— Start of Material for this task —

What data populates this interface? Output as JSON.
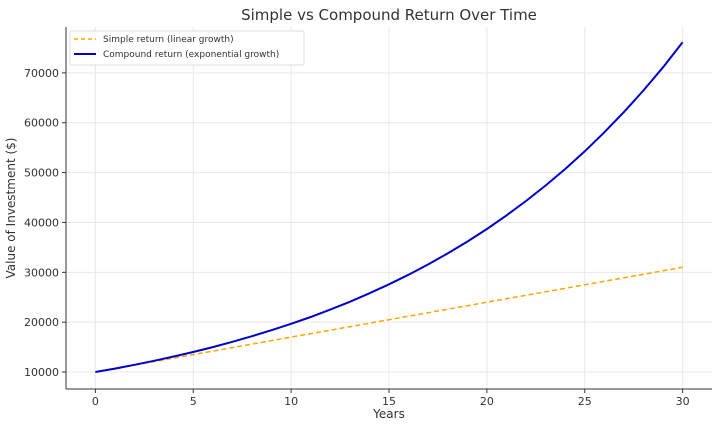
{
  "chart_data": {
    "type": "line",
    "title": "Simple vs Compound Return Over Time",
    "xlabel": "Years",
    "ylabel": "Value of Investment ($)",
    "xlim": [
      -1.5,
      31.5
    ],
    "ylim": [
      6600,
      79200
    ],
    "xticks": [
      0,
      5,
      10,
      15,
      20,
      25,
      30
    ],
    "yticks": [
      10000,
      20000,
      30000,
      40000,
      50000,
      60000,
      70000
    ],
    "grid": true,
    "legend_position": "top-left",
    "x": [
      0,
      1,
      2,
      3,
      4,
      5,
      6,
      7,
      8,
      9,
      10,
      11,
      12,
      13,
      14,
      15,
      16,
      17,
      18,
      19,
      20,
      21,
      22,
      23,
      24,
      25,
      26,
      27,
      28,
      29,
      30
    ],
    "series": [
      {
        "name": "Simple return (linear growth)",
        "color": "#ffa500",
        "style": "dashed",
        "values": [
          10000,
          10700,
          11400,
          12100,
          12800,
          13500,
          14200,
          14900,
          15600,
          16300,
          17000,
          17700,
          18400,
          19100,
          19800,
          20500,
          21200,
          21900,
          22600,
          23300,
          24000,
          24700,
          25400,
          26100,
          26800,
          27500,
          28200,
          28900,
          29600,
          30300,
          31000
        ]
      },
      {
        "name": "Compound return (exponential growth)",
        "color": "#0000cd",
        "style": "solid",
        "values": [
          10000,
          10700,
          11449,
          12250,
          13108,
          14026,
          15007,
          16058,
          17182,
          18385,
          19672,
          21049,
          22522,
          24098,
          25785,
          27590,
          29522,
          31588,
          33799,
          36165,
          38697,
          41406,
          44304,
          47405,
          50724,
          54274,
          58074,
          62139,
          66488,
          71143,
          76123
        ]
      }
    ]
  }
}
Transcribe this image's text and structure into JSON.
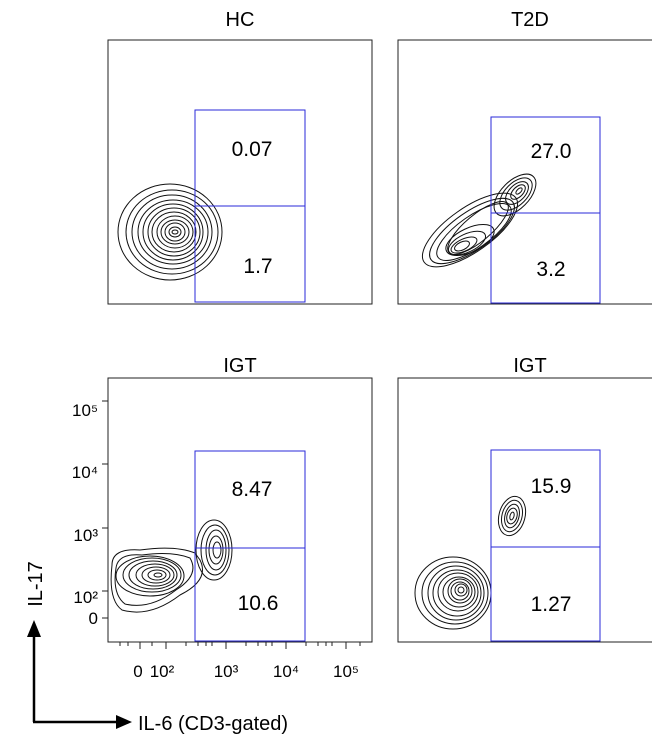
{
  "chart_data": [
    {
      "type": "scatter",
      "title": "HC",
      "gates": [
        {
          "region": "upper",
          "value": "0.07"
        },
        {
          "region": "lower",
          "value": "1.7"
        }
      ]
    },
    {
      "type": "scatter",
      "title": "T2D",
      "gates": [
        {
          "region": "upper",
          "value": "27.0"
        },
        {
          "region": "lower",
          "value": "3.2"
        }
      ]
    },
    {
      "type": "scatter",
      "title": "IGT",
      "gates": [
        {
          "region": "upper",
          "value": "8.47"
        },
        {
          "region": "lower",
          "value": "10.6"
        }
      ],
      "x_ticks": [
        "0",
        "10²",
        "10³",
        "10⁴",
        "10⁵"
      ],
      "y_ticks": [
        "0",
        "10²",
        "10³",
        "10⁴",
        "10⁵"
      ]
    },
    {
      "type": "scatter",
      "title": "IGT",
      "gates": [
        {
          "region": "upper",
          "value": "15.9"
        },
        {
          "region": "lower",
          "value": "1.27"
        }
      ]
    }
  ],
  "ylabel": "IL-17",
  "xlabel": "IL-6 (CD3-gated)",
  "colors": {
    "gate": "#2a2ad8",
    "contour": "#111111",
    "frame": "#222222"
  }
}
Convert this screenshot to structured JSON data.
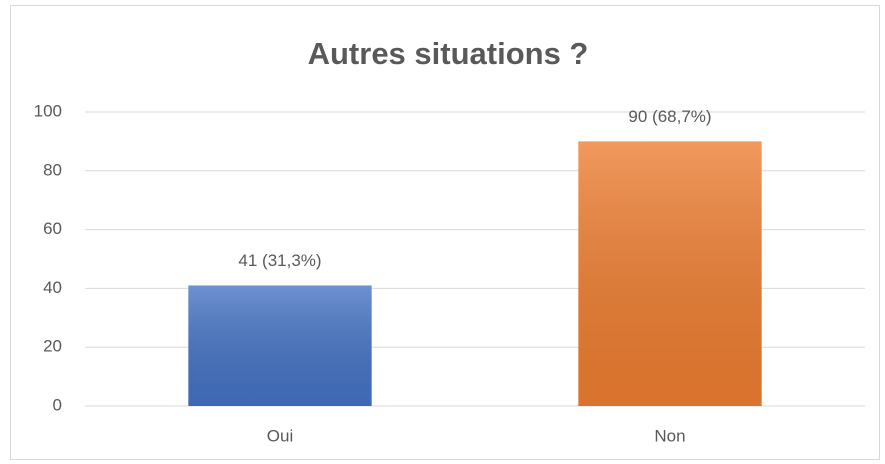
{
  "chart_data": {
    "type": "bar",
    "title": "Autres situations ?",
    "categories": [
      "Oui",
      "Non"
    ],
    "values": [
      41,
      90
    ],
    "value_labels": [
      "41 (31,3%)",
      "90 (68,7%)"
    ],
    "colors": [
      "#4472c4",
      "#ed7d31"
    ],
    "ylim": [
      0,
      100
    ],
    "yticks": [
      0,
      20,
      40,
      60,
      80,
      100
    ],
    "grid": true
  }
}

— End of Material for this task —

Exercise requirements
Repeat the records above exactly, leaving out any pictures they contain.

Final answer
What data populates this interface? Output as JSON.
{
  "chart_data": {
    "type": "line",
    "title": "Simple vs Compound Return Over Time",
    "xlabel": "Years",
    "ylabel": "Value of Investment ($)",
    "xlim": [
      -1.5,
      31.5
    ],
    "ylim": [
      6600,
      79200
    ],
    "xticks": [
      0,
      5,
      10,
      15,
      20,
      25,
      30
    ],
    "yticks": [
      10000,
      20000,
      30000,
      40000,
      50000,
      60000,
      70000
    ],
    "grid": true,
    "legend_position": "top-left",
    "x": [
      0,
      1,
      2,
      3,
      4,
      5,
      6,
      7,
      8,
      9,
      10,
      11,
      12,
      13,
      14,
      15,
      16,
      17,
      18,
      19,
      20,
      21,
      22,
      23,
      24,
      25,
      26,
      27,
      28,
      29,
      30
    ],
    "series": [
      {
        "name": "Simple return (linear growth)",
        "color": "#ffa500",
        "style": "dashed",
        "values": [
          10000,
          10700,
          11400,
          12100,
          12800,
          13500,
          14200,
          14900,
          15600,
          16300,
          17000,
          17700,
          18400,
          19100,
          19800,
          20500,
          21200,
          21900,
          22600,
          23300,
          24000,
          24700,
          25400,
          26100,
          26800,
          27500,
          28200,
          28900,
          29600,
          30300,
          31000
        ]
      },
      {
        "name": "Compound return (exponential growth)",
        "color": "#0000cd",
        "style": "solid",
        "values": [
          10000,
          10700,
          11449,
          12250,
          13108,
          14026,
          15007,
          16058,
          17182,
          18385,
          19672,
          21049,
          22522,
          24098,
          25785,
          27590,
          29522,
          31588,
          33799,
          36165,
          38697,
          41406,
          44304,
          47405,
          50724,
          54274,
          58074,
          62139,
          66488,
          71143,
          76123
        ]
      }
    ]
  }
}
Transcribe this image's text and structure into JSON.
{
  "chart_data": [
    {
      "type": "scatter",
      "title": "HC",
      "gates": [
        {
          "region": "upper",
          "value": "0.07"
        },
        {
          "region": "lower",
          "value": "1.7"
        }
      ]
    },
    {
      "type": "scatter",
      "title": "T2D",
      "gates": [
        {
          "region": "upper",
          "value": "27.0"
        },
        {
          "region": "lower",
          "value": "3.2"
        }
      ]
    },
    {
      "type": "scatter",
      "title": "IGT",
      "gates": [
        {
          "region": "upper",
          "value": "8.47"
        },
        {
          "region": "lower",
          "value": "10.6"
        }
      ],
      "x_ticks": [
        "0",
        "10²",
        "10³",
        "10⁴",
        "10⁵"
      ],
      "y_ticks": [
        "0",
        "10²",
        "10³",
        "10⁴",
        "10⁵"
      ]
    },
    {
      "type": "scatter",
      "title": "IGT",
      "gates": [
        {
          "region": "upper",
          "value": "15.9"
        },
        {
          "region": "lower",
          "value": "1.27"
        }
      ]
    }
  ],
  "ylabel": "IL-17",
  "xlabel": "IL-6 (CD3-gated)",
  "colors": {
    "gate": "#2a2ad8",
    "contour": "#111111",
    "frame": "#222222"
  }
}
Convert this screenshot to structured JSON data.
{
  "chart_data": {
    "type": "bar",
    "title": "Autres situations ?",
    "categories": [
      "Oui",
      "Non"
    ],
    "values": [
      41,
      90
    ],
    "value_labels": [
      "41 (31,3%)",
      "90 (68,7%)"
    ],
    "colors": [
      "#4472c4",
      "#ed7d31"
    ],
    "ylim": [
      0,
      100
    ],
    "yticks": [
      0,
      20,
      40,
      60,
      80,
      100
    ],
    "grid": true
  }
}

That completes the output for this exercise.